**SHORT EXERCISE A**: In the passage on training adaptation, why does a second marathon not require a long training segment? Answer in one to three sentences.
**SHORT EXERCISE B**: Carry the passage on training adaptation forward from its final sentence.

**SOURCE EXCERPT**:
+===+

To tie this into the idea into having shorter schedules and more spaced out workouts, but still being in top fitness, I have to bring out two last generalizations of training adaptation. The first is that consistent training makes it “easier” to reach peak fitness. The second is the rule of “ease of maintenance.” This is the idea that you had the goal of breaking 20:00 in the 5k and you trained all summer. By the end of summer you poured your heart and soul into months of training and ran 19:50. Then you maintained a pretty high level of base fitness, did a few workouts and then ran 19:45 at the Turkey Trot in November. Now you’re left eating a drumstick, wondering how the heck you pulled that off! The point is, that it is much harder to reach a new level of fitness (and perform at that level) than it is to maintain it. The second part of that is once you establish that new level and just keep training at a decent level you make the time and work needed to reach that new level of fitness less. That’s why I say with consistent and moderate training levels you are never more than a couple months away from a PR in any race distance. Put it this way, say you slacked off before your first training segment and were at about 50% of peak fitness. You needed every day of that 18 weeks to reach 100% peak fitness. Afterwards you took your recovery, started running and kept your mileage higher and did maintenance workouts weekly. Then you decide to run another marathon. This time you are starting at 70% of your peak fitness (even though your peak fitness is higher than the first go round). We don’t need to force a long segment because we are already closer to peak fitness than we were the first time.

+===+

**DATASET**:

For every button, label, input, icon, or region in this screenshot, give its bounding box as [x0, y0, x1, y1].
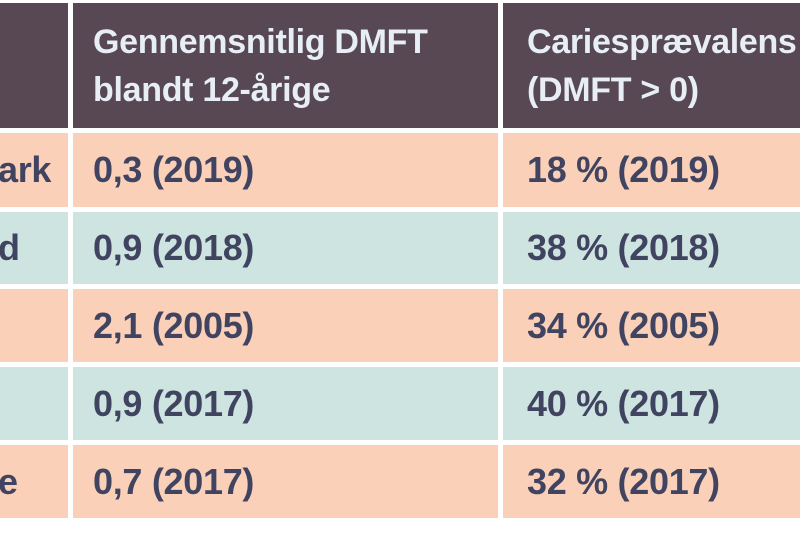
row-1-country-fragment: ark	[0, 149, 52, 190]
header-prevalence-line1: Cariesprævalens	[527, 22, 797, 61]
row-4-dmft-cell: 0,9 (2017)	[73, 367, 498, 440]
row-4-prevalence-value: 40 % (2017)	[527, 382, 720, 424]
row-3-dmft-cell: 2,1 (2005)	[73, 289, 498, 362]
row-2-dmft-cell: 0,9 (2018)	[73, 212, 498, 284]
row-2-country-fragment: d	[0, 227, 20, 268]
row-1-prevalence-cell: 18 % (2019)	[503, 133, 800, 207]
row-5-dmft-cell: 0,7 (2017)	[73, 445, 498, 518]
row-1-prevalence-value: 18 % (2019)	[527, 149, 720, 190]
header-prevalence-line2: (DMFT > 0)	[527, 70, 699, 109]
row-5-dmft-value: 0,7 (2017)	[93, 460, 255, 502]
row-4-country-cell	[0, 367, 68, 440]
header-prevalence-cell: Cariesprævalens (DMFT > 0)	[503, 3, 800, 128]
header-dmft-line2: blandt 12-årige	[93, 70, 331, 109]
row-5-country-fragment: e	[0, 460, 18, 502]
row-2-country-cell: d	[0, 212, 68, 284]
row-3-prevalence-value: 34 % (2005)	[527, 304, 720, 346]
header-dmft-text: Gennemsnitlig DMFT blandt 12-årige	[93, 18, 428, 114]
row-3-prevalence-cell: 34 % (2005)	[503, 289, 800, 362]
row-2-dmft-value: 0,9 (2018)	[93, 227, 255, 268]
header-country-cell	[0, 3, 68, 128]
header-dmft-cell: Gennemsnitlig DMFT blandt 12-årige	[73, 3, 498, 128]
row-1-dmft-value: 0,3 (2019)	[93, 149, 255, 190]
row-5-prevalence-value: 32 % (2017)	[527, 460, 720, 502]
dmft-comparison-table: Gennemsnitlig DMFT blandt 12-årige Carie…	[0, 3, 800, 518]
header-prevalence-text: Cariesprævalens (DMFT > 0)	[527, 18, 797, 114]
row-2-prevalence-cell: 38 % (2018)	[503, 212, 800, 284]
row-2-prevalence-value: 38 % (2018)	[527, 227, 720, 268]
row-3-dmft-value: 2,1 (2005)	[93, 304, 255, 346]
row-3-country-cell	[0, 289, 68, 362]
header-dmft-line1: Gennemsnitlig DMFT	[93, 22, 428, 61]
row-4-prevalence-cell: 40 % (2017)	[503, 367, 800, 440]
row-1-dmft-cell: 0,3 (2019)	[73, 133, 498, 207]
row-1-country-cell: ark	[0, 133, 68, 207]
row-4-dmft-value: 0,9 (2017)	[93, 382, 255, 424]
row-5-prevalence-cell: 32 % (2017)	[503, 445, 800, 518]
row-5-country-cell: e	[0, 445, 68, 518]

+===+

**WRITTEN RESPONSE A**: After the first marathon and recovery, the runner kept mileage higher and did weekly maintenance workouts. As a result, they start the second build-up at about 70% of peak fitness instead of roughly 50%. Because they are already closer to peak fitness than the first time, a long segment does not need to be forced.

**WRITTEN RESPONSE B**:
That is why you see the schedules I offer on Final Surge have a wide variance in weekly mileage, spacing of workouts, and number of weeks. The more experienced you become, the more you learn about your own needs and abilities. I tried to take those into account across the board. That way, you can still follow the philosophy that the classic Beginner and Advanced schedules provide, but grow with the system as you do.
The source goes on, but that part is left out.